EXERCÍCIOS —
A - No artigo sobre as eleições, resuma em menos palavras o parágrafo que começa com "Um ano atrás eu achava", mantendo os fatos principais.
B - Transcreva do artigo sobre as eleições o trecho que começa nas palavras "O GOP [Grand" e vai até "ressentimento racial branco.", inclusive.
C - Retome o artigo sobre as eleições a partir do ponto em que ele termina e escreva a continuação.
### TRECHO DA PÁGINA ###
Eleições de terça-feira serão um referendo sobre a crise financeira e deverão levar à vitória do democrata Barack Obama, defende Paul Krugman, Prêmio Nobel de Economia deste ano


A mensagem de McCain era: Obama não é um de nós; ele é uma celebridade, não como Sarah Palin, a "mamãe do hóquei"

PAUL KRUGMAN

Um ano atrás eu achava que sabia o que aconteceria nesta eleição: seria um referendo sobre as políticas econômicas conservadoras, levando a uma grande vitória democrata e a uma mudança fundamental na direção do país. Então, durante alguns meses agônicos, pareceu que eu poderia estar completamente errado. Mas, a esta altura, pouco antes de os eleitores irem às urnas, volto à minha previsão inicial.
Em meu último livro, "The Conscience of a Liberal" [A Consciência de um Liberal], afirmei que o movimento conservador que hoje domina o Partido Republicano adotou políticas que promovem a desigualdade e a insegurança e deixaram a grande maioria dos americanos em pior situação.
O GOP [Grand Old Party, como é conhecido o Partido Republicano], não obstante, conseguiu vencer eleições por meio de políticas de identidade -principalmente explorando o ressentimento racial branco.
Mas, argumentei, as políticas de identidade estavam perdendo a eficácia, porque os Estados Unidos se tornaram mais tolerantes e, grosso modo, menos brancos. Em conseqüência, a era do predomínio conservador havia terminado.
A eleição legislativa de 2006, que pôs um fim abrupto à permanente maioria republicana, pareceu confirmar minha tese.
### LISTAGEM FORNECIDA ###
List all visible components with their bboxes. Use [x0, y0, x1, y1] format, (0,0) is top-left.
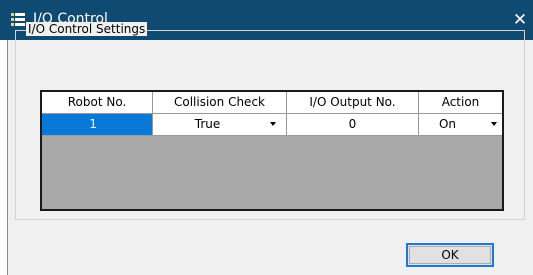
chevron-down-icon[interactable] — [491, 122, 497, 126]
table-row: 1 True 0 On — [42, 114, 502, 136]
column-header-robot-no[interactable]: Robot No. — [42, 92, 153, 114]
collision-check-combo[interactable]: True — [153, 114, 287, 136]
group-label: I/O Control Settings — [26, 22, 148, 36]
column-header-collision-check[interactable]: Collision Check — [153, 92, 287, 114]
action-combo[interactable]: On — [419, 114, 502, 136]
io-settings-grid[interactable]: Robot No. Collision Check I/O Output No.… — [40, 90, 504, 211]
chevron-down-icon[interactable] — [270, 122, 276, 126]
column-header-action[interactable]: Action — [419, 92, 502, 114]
grid-header-row: Robot No. Collision Check I/O Output No.… — [42, 92, 502, 114]
app-icon — [10, 12, 26, 28]
ok-button-label: OK — [441, 248, 459, 262]
column-header-io-output-no[interactable]: I/O Output No. — [287, 92, 419, 114]
cell-robot-no[interactable]: 1 — [42, 114, 153, 136]
collision-check-value: True — [194, 117, 221, 131]
action-value: On — [438, 117, 457, 131]
cell-io-output-no[interactable]: 0 — [287, 114, 419, 136]
ok-button[interactable]: OK — [406, 243, 494, 267]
###
RESPOSTAS POR EXERCÍCIO —
A - Há um ano, eu previa que a eleição seria um referendo sobre as políticas econômicas conservadoras, com uma grande vitória democrata e uma mudança profunda no rumo do país. Por alguns meses agônicos, pareceu que eu poderia estar totalmente errado. Agora, pouco antes da votação, volto à previsão inicial.

B -
O GOP [Grand Old Party, como é conhecido o Partido Republicano], não obstante, conseguiu vencer eleições por meio de políticas de identidade -principalmente explorando o ressentimento racial branco.

C -
Aquela eleição deu aos democratas uma maioria mais ampla na Câmara do que os republicanos jamais alcançaram em seu reinado de 12 anos.
Além disso, essa nova maioria democrata é muito mais solidamente progressista do que a aliança pré-1994 entre os liberais do norte e os "dixiecratas" [ala de direita dos democratas sulinos].
E eu esperava que a eleição de 2008 continuasse e cimentasse essa mudança de poder, levando por sua vez a uma transformação das políticas federais -um novo "New Deal" [plano de recuperação econômica dos anos 1930].

Sem o fio da meada
Por um momento, porém, os democratas em geral, e Barack Obama, em particular, pareceram ter perdido o fio da meada.
Em vez de atacar o histórico econômico republicano, Obama passou a temporada das primárias e as primeiras semanas da campanha para a eleição geral pintando-se como um político "pós-partidário", alguém que transcenderia a divisão política tradicional.
Em seus discursos, ele tendeu a culpar igualmente os dois partidos pelos problemas do país, denunciando igualmente os fracassos políticos da direita e da esquerda.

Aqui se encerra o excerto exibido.